### Extracts from a graphics dataset:
────
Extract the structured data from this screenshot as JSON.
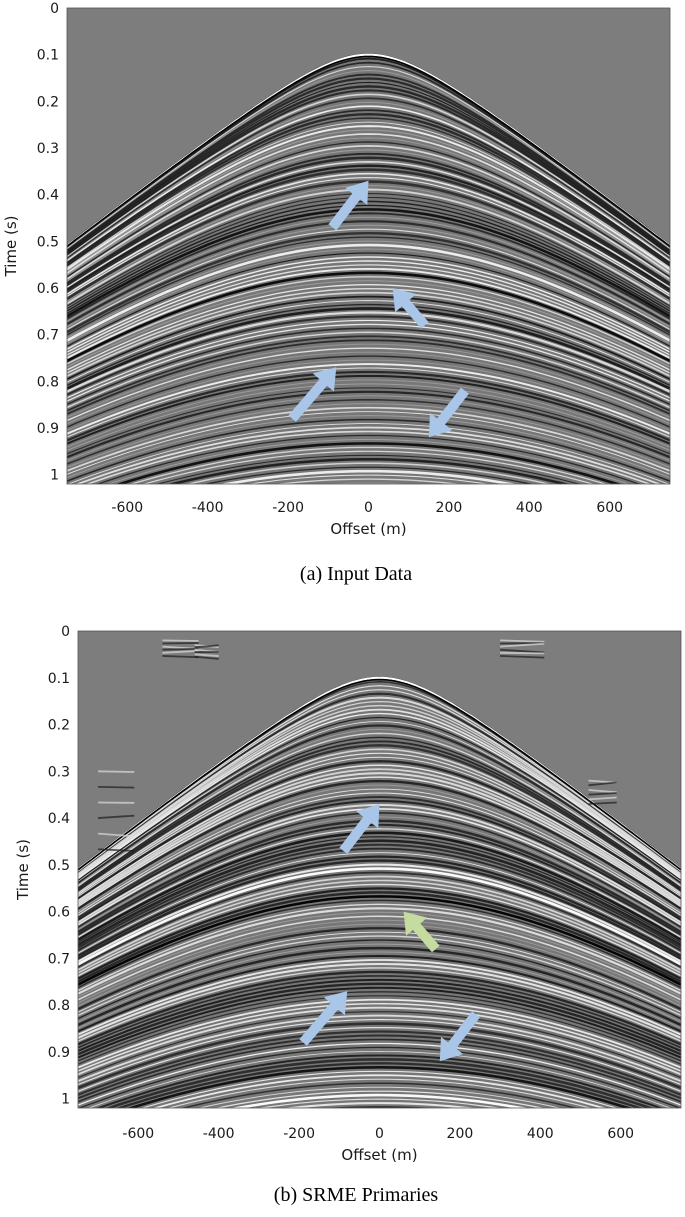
{
  "figure": {
    "panels": [
      {
        "caption": "(a) Input Data",
        "xlabel": "Offset (m)",
        "ylabel": "Time (s)",
        "xticks": [
          "-600",
          "-400",
          "-200",
          "0",
          "200",
          "400",
          "600"
        ],
        "yticks": [
          "0",
          "0.1",
          "0.2",
          "0.3",
          "0.4",
          "0.5",
          "0.6",
          "0.7",
          "0.8",
          "0.9",
          "1"
        ],
        "arrow_color": "#a9c6e8",
        "highlight_arrow_color": "#c5dba0"
      },
      {
        "caption": "(b) SRME Primaries",
        "xlabel": "Offset (m)",
        "ylabel": "Time (s)",
        "xticks": [
          "-600",
          "-400",
          "-200",
          "0",
          "200",
          "400",
          "600"
        ],
        "yticks": [
          "0",
          "0.1",
          "0.2",
          "0.3",
          "0.4",
          "0.5",
          "0.6",
          "0.7",
          "0.8",
          "0.9",
          "1"
        ],
        "arrow_color": "#a9c6e8",
        "highlight_arrow_color": "#c5dba0"
      }
    ]
  },
  "chart_data": [
    {
      "type": "heatmap",
      "title": "",
      "xlabel": "Offset (m)",
      "ylabel": "Time (s)",
      "xlim": [
        -750,
        750
      ],
      "ylim": [
        0,
        1.02
      ],
      "y_inverted": true,
      "colormap": "gray",
      "annotations": [
        {
          "kind": "arrow",
          "color": "light-blue",
          "tail": [
            -90,
            0.47
          ],
          "head": [
            0,
            0.37
          ]
        },
        {
          "kind": "arrow",
          "color": "light-blue",
          "tail": [
            140,
            0.68
          ],
          "head": [
            60,
            0.6
          ]
        },
        {
          "kind": "arrow",
          "color": "light-blue",
          "tail": [
            -190,
            0.88
          ],
          "head": [
            -80,
            0.77
          ]
        },
        {
          "kind": "arrow",
          "color": "light-blue",
          "tail": [
            240,
            0.82
          ],
          "head": [
            150,
            0.92
          ]
        }
      ]
    },
    {
      "type": "heatmap",
      "title": "",
      "xlabel": "Offset (m)",
      "ylabel": "Time (s)",
      "xlim": [
        -750,
        750
      ],
      "ylim": [
        0,
        1.02
      ],
      "y_inverted": true,
      "colormap": "gray",
      "annotations": [
        {
          "kind": "arrow",
          "color": "light-blue",
          "tail": [
            -90,
            0.47
          ],
          "head": [
            0,
            0.37
          ]
        },
        {
          "kind": "arrow",
          "color": "light-green",
          "tail": [
            140,
            0.68
          ],
          "head": [
            60,
            0.6
          ]
        },
        {
          "kind": "arrow",
          "color": "light-blue",
          "tail": [
            -190,
            0.88
          ],
          "head": [
            -80,
            0.77
          ]
        },
        {
          "kind": "arrow",
          "color": "light-blue",
          "tail": [
            240,
            0.82
          ],
          "head": [
            150,
            0.92
          ]
        }
      ]
    }
  ]
}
────
### WORK REQUIRED:
Every record above must be given again exactly; drop the pictures.

### FINISHED ANSWER:
Extract the structured data from this screenshot as JSON.
{
  "figure": {
    "panels": [
      {
        "caption": "(a) Input Data",
        "xlabel": "Offset (m)",
        "ylabel": "Time (s)",
        "xticks": [
          "-600",
          "-400",
          "-200",
          "0",
          "200",
          "400",
          "600"
        ],
        "yticks": [
          "0",
          "0.1",
          "0.2",
          "0.3",
          "0.4",
          "0.5",
          "0.6",
          "0.7",
          "0.8",
          "0.9",
          "1"
        ],
        "arrow_color": "#a9c6e8",
        "highlight_arrow_color": "#c5dba0"
      },
      {
        "caption": "(b) SRME Primaries",
        "xlabel": "Offset (m)",
        "ylabel": "Time (s)",
        "xticks": [
          "-600",
          "-400",
          "-200",
          "0",
          "200",
          "400",
          "600"
        ],
        "yticks": [
          "0",
          "0.1",
          "0.2",
          "0.3",
          "0.4",
          "0.5",
          "0.6",
          "0.7",
          "0.8",
          "0.9",
          "1"
        ],
        "arrow_color": "#a9c6e8",
        "highlight_arrow_color": "#c5dba0"
      }
    ]
  },
  "chart_data": [
    {
      "type": "heatmap",
      "title": "",
      "xlabel": "Offset (m)",
      "ylabel": "Time (s)",
      "xlim": [
        -750,
        750
      ],
      "ylim": [
        0,
        1.02
      ],
      "y_inverted": true,
      "colormap": "gray",
      "annotations": [
        {
          "kind": "arrow",
          "color": "light-blue",
          "tail": [
            -90,
            0.47
          ],
          "head": [
            0,
            0.37
          ]
        },
        {
          "kind": "arrow",
          "color": "light-blue",
          "tail": [
            140,
            0.68
          ],
          "head": [
            60,
            0.6
          ]
        },
        {
          "kind": "arrow",
          "color": "light-blue",
          "tail": [
            -190,
            0.88
          ],
          "head": [
            -80,
            0.77
          ]
        },
        {
          "kind": "arrow",
          "color": "light-blue",
          "tail": [
            240,
            0.82
          ],
          "head": [
            150,
            0.92
          ]
        }
      ]
    },
    {
      "type": "heatmap",
      "title": "",
      "xlabel": "Offset (m)",
      "ylabel": "Time (s)",
      "xlim": [
        -750,
        750
      ],
      "ylim": [
        0,
        1.02
      ],
      "y_inverted": true,
      "colormap": "gray",
      "annotations": [
        {
          "kind": "arrow",
          "color": "light-blue",
          "tail": [
            -90,
            0.47
          ],
          "head": [
            0,
            0.37
          ]
        },
        {
          "kind": "arrow",
          "color": "light-green",
          "tail": [
            140,
            0.68
          ],
          "head": [
            60,
            0.6
          ]
        },
        {
          "kind": "arrow",
          "color": "light-blue",
          "tail": [
            -190,
            0.88
          ],
          "head": [
            -80,
            0.77
          ]
        },
        {
          "kind": "arrow",
          "color": "light-blue",
          "tail": [
            240,
            0.82
          ],
          "head": [
            150,
            0.92
          ]
        }
      ]
    }
  ]
}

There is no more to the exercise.